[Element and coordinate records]
[BEGIN]
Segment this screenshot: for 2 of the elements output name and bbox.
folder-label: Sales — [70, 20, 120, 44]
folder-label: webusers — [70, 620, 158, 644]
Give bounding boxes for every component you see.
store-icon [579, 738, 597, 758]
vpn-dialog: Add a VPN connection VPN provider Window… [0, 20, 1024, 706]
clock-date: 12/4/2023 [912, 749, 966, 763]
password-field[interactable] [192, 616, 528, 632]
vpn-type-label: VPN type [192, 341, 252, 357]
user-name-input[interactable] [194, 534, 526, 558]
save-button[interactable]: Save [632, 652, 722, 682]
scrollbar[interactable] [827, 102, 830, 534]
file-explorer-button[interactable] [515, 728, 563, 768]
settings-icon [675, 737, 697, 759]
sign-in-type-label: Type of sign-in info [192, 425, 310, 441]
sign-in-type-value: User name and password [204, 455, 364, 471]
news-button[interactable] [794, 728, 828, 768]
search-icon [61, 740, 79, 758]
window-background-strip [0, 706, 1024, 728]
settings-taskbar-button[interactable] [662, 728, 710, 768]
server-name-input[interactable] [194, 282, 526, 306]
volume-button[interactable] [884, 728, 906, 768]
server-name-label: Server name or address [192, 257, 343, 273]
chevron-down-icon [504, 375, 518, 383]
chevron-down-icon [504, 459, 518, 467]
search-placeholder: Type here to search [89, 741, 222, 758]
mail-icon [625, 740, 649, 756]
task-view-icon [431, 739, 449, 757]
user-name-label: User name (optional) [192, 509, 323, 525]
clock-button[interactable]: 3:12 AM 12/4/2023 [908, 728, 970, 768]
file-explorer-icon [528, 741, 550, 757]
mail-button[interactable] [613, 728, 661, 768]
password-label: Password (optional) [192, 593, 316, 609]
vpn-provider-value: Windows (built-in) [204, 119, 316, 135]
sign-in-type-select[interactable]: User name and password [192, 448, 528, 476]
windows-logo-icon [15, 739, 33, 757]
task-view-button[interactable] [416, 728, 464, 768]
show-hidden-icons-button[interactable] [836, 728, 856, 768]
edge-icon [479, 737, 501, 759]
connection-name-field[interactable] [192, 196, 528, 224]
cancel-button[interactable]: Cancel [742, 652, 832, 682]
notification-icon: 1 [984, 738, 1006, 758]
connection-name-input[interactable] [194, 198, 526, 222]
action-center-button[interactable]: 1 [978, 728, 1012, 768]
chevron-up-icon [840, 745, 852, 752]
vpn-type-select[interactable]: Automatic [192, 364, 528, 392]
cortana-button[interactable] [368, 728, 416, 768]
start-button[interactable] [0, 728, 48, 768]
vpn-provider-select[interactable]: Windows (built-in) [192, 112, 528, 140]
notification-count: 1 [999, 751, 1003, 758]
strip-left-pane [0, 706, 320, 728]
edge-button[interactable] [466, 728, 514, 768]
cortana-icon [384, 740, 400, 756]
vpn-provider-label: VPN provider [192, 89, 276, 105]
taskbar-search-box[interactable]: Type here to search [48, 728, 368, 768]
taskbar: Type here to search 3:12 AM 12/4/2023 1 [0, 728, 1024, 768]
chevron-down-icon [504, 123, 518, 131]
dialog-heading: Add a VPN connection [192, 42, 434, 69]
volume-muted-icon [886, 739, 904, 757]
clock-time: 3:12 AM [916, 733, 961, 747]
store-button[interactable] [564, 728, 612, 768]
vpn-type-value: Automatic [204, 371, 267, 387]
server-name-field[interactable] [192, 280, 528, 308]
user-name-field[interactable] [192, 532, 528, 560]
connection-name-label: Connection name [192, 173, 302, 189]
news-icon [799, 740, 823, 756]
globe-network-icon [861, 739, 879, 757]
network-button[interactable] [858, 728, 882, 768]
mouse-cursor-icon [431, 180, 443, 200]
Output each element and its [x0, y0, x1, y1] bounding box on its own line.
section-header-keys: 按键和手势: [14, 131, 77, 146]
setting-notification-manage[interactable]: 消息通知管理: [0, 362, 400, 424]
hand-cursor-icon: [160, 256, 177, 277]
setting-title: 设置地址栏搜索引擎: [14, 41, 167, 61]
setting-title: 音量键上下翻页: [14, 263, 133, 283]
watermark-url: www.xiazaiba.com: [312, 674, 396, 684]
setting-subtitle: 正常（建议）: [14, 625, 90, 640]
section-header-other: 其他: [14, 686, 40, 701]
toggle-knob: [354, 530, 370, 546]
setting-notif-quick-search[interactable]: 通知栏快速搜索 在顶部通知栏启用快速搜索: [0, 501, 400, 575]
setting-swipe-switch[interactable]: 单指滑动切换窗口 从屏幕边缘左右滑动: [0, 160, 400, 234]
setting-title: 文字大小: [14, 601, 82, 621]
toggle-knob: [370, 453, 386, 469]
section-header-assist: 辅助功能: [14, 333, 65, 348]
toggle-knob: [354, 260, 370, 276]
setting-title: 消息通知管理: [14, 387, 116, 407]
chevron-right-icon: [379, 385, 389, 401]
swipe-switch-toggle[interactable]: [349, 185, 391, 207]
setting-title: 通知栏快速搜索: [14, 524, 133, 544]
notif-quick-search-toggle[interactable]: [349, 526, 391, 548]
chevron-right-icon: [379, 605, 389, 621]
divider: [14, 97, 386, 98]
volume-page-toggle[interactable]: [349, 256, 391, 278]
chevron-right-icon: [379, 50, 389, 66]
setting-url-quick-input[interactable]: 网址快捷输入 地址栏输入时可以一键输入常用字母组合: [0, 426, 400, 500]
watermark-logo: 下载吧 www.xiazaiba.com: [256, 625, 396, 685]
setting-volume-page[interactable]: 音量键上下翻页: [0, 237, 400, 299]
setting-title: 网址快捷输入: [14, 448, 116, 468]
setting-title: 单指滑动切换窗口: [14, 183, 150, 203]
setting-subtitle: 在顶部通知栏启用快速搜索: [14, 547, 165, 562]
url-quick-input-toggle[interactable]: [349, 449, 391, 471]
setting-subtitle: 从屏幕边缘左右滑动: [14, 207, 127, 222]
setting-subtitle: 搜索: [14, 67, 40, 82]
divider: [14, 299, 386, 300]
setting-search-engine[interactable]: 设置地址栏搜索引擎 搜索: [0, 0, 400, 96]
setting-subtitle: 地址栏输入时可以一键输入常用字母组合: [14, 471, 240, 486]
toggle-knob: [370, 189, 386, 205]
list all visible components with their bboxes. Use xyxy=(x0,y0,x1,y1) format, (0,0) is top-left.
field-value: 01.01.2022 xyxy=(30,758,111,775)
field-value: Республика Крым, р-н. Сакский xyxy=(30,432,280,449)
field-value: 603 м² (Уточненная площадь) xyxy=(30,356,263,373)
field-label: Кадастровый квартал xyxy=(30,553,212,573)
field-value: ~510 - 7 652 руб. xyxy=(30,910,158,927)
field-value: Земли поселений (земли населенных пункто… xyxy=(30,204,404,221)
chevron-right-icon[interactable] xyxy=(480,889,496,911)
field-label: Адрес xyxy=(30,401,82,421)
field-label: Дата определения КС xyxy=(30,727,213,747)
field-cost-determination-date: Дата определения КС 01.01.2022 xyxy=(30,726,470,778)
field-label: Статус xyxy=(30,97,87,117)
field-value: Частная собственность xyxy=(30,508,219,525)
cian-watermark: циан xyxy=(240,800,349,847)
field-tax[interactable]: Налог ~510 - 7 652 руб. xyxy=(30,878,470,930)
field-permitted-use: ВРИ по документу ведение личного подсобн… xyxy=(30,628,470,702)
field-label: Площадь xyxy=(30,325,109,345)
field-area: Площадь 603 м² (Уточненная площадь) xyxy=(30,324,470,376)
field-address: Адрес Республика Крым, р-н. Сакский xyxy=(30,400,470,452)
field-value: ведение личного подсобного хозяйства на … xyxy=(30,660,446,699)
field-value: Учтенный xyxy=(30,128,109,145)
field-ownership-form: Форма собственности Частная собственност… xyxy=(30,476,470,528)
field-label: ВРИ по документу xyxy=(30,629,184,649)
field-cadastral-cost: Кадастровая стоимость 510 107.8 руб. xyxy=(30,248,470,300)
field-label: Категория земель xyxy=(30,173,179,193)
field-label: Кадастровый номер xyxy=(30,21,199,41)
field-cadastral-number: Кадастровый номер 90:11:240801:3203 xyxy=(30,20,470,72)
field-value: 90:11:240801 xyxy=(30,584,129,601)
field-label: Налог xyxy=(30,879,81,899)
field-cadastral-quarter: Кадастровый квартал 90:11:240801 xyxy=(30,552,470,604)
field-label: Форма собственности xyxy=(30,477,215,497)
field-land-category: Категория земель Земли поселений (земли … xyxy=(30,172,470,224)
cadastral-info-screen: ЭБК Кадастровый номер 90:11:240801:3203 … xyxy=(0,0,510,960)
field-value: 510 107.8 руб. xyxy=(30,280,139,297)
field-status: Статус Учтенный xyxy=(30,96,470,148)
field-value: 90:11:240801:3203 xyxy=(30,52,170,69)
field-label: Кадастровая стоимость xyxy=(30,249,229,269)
[END]
Recast the lines from the first one through the line containing "chevron-down-icon [504, 375, 518, 383]", inclusive, as a JSON list of strings with one string per line and blank lines omitted.

[
  "Segment this screenshot: for 2 of the elements output name and bbox.",
  "folder-label: Sales — [70, 20, 120, 44]",
  "folder-label: webusers — [70, 620, 158, 644]",
  "Give bounding boxes for every component you see.",
  "store-icon [579, 738, 597, 758]",
  "vpn-dialog: Add a VPN connection VPN provider Window… [0, 20, 1024, 706]",
  "clock-date: 12/4/2023 [912, 749, 966, 763]",
  "password-field[interactable] [192, 616, 528, 632]",
  "vpn-type-label: VPN type [192, 341, 252, 357]",
  "user-name-input[interactable] [194, 534, 526, 558]",
  "save-button[interactable]: Save [632, 652, 722, 682]",
  "scrollbar[interactable] [827, 102, 830, 534]",
  "file-explorer-button[interactable] [515, 728, 563, 768]",
  "settings-icon [675, 737, 697, 759]",
  "sign-in-type-label: Type of sign-in info [192, 425, 310, 441]",
  "sign-in-type-value: User name and password [204, 455, 364, 471]",
  "news-button[interactable] [794, 728, 828, 768]",
  "search-icon [61, 740, 79, 758]",
  "window-background-strip [0, 706, 1024, 728]",
  "settings-taskbar-button[interactable] [662, 728, 710, 768]",
  "server-name-input[interactable] [194, 282, 526, 306]",
  "volume-button[interactable] [884, 728, 906, 768]",
  "server-name-label: Server name or address [192, 257, 343, 273]",
  "chevron-down-icon [504, 375, 518, 383]"
]